[What you will do]:
Copy every line of the data exactly, leaving nothing out.

─── Record list ───

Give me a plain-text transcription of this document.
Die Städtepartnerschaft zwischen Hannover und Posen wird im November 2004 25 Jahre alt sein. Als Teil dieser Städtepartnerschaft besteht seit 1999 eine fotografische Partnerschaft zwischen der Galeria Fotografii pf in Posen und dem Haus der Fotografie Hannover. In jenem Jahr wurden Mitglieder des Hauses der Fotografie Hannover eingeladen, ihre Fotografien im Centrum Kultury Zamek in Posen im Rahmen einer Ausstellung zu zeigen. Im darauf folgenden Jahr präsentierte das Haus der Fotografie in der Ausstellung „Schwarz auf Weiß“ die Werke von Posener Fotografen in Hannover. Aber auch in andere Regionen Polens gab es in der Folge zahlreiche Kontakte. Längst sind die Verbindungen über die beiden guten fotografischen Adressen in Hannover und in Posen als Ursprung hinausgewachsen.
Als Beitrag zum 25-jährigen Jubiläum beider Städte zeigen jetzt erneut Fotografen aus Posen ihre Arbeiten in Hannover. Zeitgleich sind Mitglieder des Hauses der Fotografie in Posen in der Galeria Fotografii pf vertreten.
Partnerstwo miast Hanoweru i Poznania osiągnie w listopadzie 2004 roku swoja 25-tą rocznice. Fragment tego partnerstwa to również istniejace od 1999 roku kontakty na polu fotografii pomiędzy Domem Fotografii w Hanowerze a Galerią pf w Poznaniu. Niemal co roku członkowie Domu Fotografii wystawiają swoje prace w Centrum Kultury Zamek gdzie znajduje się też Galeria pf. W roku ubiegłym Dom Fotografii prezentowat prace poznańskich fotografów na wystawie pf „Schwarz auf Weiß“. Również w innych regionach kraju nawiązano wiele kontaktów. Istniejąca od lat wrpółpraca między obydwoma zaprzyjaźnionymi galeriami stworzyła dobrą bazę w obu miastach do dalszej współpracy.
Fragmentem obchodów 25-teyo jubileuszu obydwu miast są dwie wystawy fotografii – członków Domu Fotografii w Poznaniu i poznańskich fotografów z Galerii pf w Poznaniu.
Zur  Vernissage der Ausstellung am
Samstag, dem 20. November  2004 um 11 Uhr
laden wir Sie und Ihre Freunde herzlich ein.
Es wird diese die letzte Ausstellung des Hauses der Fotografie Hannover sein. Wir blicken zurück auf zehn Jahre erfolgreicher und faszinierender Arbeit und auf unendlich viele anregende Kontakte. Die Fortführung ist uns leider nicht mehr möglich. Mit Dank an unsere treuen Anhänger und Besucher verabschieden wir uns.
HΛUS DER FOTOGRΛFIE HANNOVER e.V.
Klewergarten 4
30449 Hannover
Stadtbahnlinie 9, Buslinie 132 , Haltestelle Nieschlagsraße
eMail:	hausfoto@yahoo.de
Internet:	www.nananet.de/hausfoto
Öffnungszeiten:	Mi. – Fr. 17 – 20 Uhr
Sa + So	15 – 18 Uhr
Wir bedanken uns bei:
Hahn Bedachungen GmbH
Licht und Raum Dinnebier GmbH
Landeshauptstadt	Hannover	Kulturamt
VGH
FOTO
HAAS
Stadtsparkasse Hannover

───

[Final result]:
Give me a plain-text transcription of this document.
Die Städtepartnerschaft zwischen Hannover und Posen wird im November 2004 25 Jahre alt sein. Als Teil dieser Städtepartnerschaft besteht seit 1999 eine fotografische Partnerschaft zwischen der Galeria Fotografii pf in Posen und dem Haus der Fotografie Hannover. In jenem Jahr wurden Mitglieder des Hauses der Fotografie Hannover eingeladen, ihre Fotografien im Centrum Kultury Zamek in Posen im Rahmen einer Ausstellung zu zeigen. Im darauf folgenden Jahr präsentierte das Haus der Fotografie in der Ausstellung „Schwarz auf Weiß“ die Werke von Posener Fotografen in Hannover. Aber auch in andere Regionen Polens gab es in der Folge zahlreiche Kontakte. Längst sind die Verbindungen über die beiden guten fotografischen Adressen in Hannover und in Posen als Ursprung hinausgewachsen.
Als Beitrag zum 25-jährigen Jubiläum beider Städte zeigen jetzt erneut Fotografen aus Posen ihre Arbeiten in Hannover. Zeitgleich sind Mitglieder des Hauses der Fotografie in Posen in der Galeria Fotografii pf vertreten.
Partnerstwo miast Hanoweru i Poznania osiągnie w listopadzie 2004 roku swoja 25-tą rocznice. Fragment tego partnerstwa to również istniejace od 1999 roku kontakty na polu fotografii pomiędzy Domem Fotografii w Hanowerze a Galerią pf w Poznaniu. Niemal co roku członkowie Domu Fotografii wystawiają swoje prace w Centrum Kultury Zamek gdzie znajduje się też Galeria pf. W roku ubiegłym Dom Fotografii prezentowat prace poznańskich fotografów na wystawie pf „Schwarz auf Weiß“. Również w innych regionach kraju nawiązano wiele kontaktów. Istniejąca od lat wrpółpraca między obydwoma zaprzyjaźnionymi galeriami stworzyła dobrą bazę w obu miastach do dalszej współpracy.
Fragmentem obchodów 25-teyo jubileuszu obydwu miast są dwie wystawy fotografii – członków Domu Fotografii w Poznaniu i poznańskich fotografów z Galerii pf w Poznaniu.
Zur  Vernissage der Ausstellung am
Samstag, dem 20. November  2004 um 11 Uhr
laden wir Sie und Ihre Freunde herzlich ein.
Es wird diese die letzte Ausstellung des Hauses der Fotografie Hannover sein. Wir blicken zurück auf zehn Jahre erfolgreicher und faszinierender Arbeit und auf unendlich viele anregende Kontakte. Die Fortführung ist uns leider nicht mehr möglich. Mit Dank an unsere treuen Anhänger und Besucher verabschieden wir uns.
HΛUS DER FOTOGRΛFIE HANNOVER e.V.
Klewergarten 4
30449 Hannover
Stadtbahnlinie 9, Buslinie 132 , Haltestelle Nieschlagsraße
eMail:	hausfoto@yahoo.de
Internet:	www.nananet.de/hausfoto
Öffnungszeiten:	Mi. – Fr. 17 – 20 Uhr
Sa + So	15 – 18 Uhr
Wir bedanken uns bei:
Hahn Bedachungen GmbH
Licht und Raum Dinnebier GmbH
Landeshauptstadt	Hannover	Kulturamt
VGH
FOTO
HAAS
Stadtsparkasse Hannover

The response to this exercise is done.